■ **GIVEN TASK**
Extract and list every line that contains the word "Abraham".

■ **RECORDS FOR THE TASK**

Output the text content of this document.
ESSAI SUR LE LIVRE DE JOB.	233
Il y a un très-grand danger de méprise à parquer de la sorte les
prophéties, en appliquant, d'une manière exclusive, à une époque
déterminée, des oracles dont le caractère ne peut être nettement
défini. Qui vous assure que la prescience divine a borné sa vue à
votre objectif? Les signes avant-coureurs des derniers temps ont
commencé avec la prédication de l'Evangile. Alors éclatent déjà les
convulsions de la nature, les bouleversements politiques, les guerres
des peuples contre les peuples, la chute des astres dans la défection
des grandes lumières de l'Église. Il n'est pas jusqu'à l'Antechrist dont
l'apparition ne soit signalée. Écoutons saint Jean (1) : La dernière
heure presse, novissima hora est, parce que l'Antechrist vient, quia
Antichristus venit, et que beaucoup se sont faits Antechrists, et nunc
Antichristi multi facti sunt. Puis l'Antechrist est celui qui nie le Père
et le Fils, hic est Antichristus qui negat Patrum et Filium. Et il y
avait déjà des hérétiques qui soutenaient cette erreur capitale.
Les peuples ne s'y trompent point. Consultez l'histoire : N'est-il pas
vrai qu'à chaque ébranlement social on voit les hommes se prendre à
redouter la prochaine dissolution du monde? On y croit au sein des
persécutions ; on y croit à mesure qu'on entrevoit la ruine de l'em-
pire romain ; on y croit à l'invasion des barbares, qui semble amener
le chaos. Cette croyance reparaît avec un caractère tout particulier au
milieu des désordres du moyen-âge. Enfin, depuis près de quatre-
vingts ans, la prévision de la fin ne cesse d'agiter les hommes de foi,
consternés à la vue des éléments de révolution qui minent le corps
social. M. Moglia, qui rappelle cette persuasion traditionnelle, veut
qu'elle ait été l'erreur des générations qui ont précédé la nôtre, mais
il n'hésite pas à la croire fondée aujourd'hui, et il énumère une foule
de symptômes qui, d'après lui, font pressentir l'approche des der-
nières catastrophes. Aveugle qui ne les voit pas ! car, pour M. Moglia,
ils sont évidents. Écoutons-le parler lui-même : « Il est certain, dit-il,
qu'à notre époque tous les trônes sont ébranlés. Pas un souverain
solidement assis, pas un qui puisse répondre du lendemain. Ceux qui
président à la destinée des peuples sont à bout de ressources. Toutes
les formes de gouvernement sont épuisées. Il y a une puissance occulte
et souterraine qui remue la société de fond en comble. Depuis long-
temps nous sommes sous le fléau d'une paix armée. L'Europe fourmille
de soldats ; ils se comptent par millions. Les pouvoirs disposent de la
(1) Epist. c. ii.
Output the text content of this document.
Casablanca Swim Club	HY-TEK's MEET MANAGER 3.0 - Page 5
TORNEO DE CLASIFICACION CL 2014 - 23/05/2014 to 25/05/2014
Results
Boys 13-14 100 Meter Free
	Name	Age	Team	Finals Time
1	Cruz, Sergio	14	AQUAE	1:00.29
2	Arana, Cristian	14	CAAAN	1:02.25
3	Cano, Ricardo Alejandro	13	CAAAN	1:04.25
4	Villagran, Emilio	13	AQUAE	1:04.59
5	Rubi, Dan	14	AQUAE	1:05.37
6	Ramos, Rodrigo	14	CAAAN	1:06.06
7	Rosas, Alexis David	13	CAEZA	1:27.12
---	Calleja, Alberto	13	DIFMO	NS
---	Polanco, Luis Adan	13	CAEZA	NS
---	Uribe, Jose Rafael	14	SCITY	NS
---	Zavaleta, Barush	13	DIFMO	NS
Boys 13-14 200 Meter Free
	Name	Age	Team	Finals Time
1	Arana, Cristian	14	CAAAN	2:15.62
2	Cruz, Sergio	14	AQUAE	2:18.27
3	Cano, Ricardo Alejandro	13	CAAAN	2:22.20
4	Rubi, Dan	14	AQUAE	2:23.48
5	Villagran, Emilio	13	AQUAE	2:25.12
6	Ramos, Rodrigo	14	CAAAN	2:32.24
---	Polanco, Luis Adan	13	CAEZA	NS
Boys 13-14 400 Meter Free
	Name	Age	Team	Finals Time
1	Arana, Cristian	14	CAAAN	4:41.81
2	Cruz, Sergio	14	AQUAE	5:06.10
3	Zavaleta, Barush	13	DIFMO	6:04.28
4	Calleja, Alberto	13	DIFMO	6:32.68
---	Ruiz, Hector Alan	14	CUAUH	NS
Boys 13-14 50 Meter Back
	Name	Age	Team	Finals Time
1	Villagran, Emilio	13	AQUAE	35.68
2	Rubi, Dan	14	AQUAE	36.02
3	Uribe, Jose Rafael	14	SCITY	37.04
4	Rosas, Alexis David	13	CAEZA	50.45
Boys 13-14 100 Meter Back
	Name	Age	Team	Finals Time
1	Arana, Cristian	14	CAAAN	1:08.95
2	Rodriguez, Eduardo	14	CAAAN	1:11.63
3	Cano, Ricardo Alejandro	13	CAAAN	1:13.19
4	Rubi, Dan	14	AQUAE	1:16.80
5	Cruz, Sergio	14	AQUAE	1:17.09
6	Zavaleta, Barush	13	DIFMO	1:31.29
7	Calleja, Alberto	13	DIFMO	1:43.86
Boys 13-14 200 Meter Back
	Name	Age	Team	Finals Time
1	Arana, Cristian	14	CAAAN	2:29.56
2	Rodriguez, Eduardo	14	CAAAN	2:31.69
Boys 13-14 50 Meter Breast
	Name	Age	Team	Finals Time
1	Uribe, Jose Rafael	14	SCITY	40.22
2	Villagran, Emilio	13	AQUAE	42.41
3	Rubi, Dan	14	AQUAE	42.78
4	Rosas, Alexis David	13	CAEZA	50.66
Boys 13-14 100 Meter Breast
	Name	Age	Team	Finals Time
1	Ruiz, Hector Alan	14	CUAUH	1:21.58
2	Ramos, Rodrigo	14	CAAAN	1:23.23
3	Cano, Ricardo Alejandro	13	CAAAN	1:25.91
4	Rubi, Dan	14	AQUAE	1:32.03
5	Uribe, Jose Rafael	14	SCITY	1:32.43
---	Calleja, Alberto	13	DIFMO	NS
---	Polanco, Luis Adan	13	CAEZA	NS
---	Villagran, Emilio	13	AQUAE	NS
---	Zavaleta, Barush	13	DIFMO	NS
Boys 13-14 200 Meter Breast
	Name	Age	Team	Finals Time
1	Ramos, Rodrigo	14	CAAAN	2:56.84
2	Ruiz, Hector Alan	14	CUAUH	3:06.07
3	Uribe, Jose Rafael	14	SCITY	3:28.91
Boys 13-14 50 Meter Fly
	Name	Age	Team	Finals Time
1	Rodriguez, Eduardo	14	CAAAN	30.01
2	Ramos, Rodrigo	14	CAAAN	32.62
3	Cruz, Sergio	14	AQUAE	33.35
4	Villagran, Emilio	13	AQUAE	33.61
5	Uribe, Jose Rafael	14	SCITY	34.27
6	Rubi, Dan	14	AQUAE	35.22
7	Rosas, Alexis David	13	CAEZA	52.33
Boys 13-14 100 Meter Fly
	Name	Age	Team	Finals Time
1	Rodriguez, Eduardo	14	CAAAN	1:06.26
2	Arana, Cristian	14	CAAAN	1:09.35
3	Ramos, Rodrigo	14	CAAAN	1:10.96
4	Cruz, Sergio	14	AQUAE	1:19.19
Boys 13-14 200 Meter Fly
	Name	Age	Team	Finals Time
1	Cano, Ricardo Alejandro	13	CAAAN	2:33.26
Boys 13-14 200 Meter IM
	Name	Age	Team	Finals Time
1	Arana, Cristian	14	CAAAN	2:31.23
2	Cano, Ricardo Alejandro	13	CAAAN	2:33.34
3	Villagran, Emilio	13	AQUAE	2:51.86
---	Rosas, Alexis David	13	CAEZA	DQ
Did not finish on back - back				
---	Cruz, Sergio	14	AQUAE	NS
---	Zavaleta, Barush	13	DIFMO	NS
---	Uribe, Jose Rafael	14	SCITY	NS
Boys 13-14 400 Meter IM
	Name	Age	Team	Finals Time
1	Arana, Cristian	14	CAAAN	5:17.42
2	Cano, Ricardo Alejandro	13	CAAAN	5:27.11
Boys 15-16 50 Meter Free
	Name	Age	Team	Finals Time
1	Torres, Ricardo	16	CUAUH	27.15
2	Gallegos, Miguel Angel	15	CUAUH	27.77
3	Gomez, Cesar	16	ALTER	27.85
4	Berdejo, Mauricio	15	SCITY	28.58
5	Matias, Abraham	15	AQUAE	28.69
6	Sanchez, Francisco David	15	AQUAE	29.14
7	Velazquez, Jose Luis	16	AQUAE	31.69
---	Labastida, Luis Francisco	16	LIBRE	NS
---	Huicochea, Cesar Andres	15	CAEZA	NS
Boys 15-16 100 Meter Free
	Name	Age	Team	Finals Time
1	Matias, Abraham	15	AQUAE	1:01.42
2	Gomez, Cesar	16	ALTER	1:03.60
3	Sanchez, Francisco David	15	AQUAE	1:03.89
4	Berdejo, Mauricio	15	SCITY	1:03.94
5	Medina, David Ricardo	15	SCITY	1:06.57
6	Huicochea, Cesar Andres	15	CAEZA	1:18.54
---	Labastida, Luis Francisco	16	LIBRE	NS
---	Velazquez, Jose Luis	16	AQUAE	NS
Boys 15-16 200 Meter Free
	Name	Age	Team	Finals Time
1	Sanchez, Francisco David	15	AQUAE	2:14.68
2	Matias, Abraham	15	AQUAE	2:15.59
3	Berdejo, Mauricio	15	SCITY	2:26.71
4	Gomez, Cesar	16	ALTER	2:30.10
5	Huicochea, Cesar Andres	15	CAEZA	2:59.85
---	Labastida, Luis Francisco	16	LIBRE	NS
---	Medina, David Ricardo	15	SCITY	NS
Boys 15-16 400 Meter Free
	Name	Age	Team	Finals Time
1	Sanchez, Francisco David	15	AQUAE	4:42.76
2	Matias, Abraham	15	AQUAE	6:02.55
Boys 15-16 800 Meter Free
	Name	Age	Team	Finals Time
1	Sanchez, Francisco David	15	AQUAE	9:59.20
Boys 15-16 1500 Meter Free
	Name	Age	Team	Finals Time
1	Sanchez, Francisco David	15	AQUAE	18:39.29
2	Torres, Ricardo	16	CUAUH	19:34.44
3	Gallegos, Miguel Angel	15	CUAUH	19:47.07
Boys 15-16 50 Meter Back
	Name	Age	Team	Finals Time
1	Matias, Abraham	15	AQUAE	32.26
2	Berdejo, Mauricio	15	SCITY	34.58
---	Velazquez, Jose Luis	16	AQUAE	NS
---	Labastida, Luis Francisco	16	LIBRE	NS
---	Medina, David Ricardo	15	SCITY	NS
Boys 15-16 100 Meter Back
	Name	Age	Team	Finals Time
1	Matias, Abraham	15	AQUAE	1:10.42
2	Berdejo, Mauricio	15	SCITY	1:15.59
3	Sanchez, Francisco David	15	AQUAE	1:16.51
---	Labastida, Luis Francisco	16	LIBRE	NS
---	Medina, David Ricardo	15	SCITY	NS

■ **RESULT OF THIS TASK**
5	Matias, Abraham	15	AQUAE	28.69
1	Matias, Abraham	15	AQUAE	1:01.42
2	Matias, Abraham	15	AQUAE	2:15.59
2	Matias, Abraham	15	AQUAE	6:02.55
1	Matias, Abraham	15	AQUAE	32.26
1	Matias, Abraham	15	AQUAE	1:10.42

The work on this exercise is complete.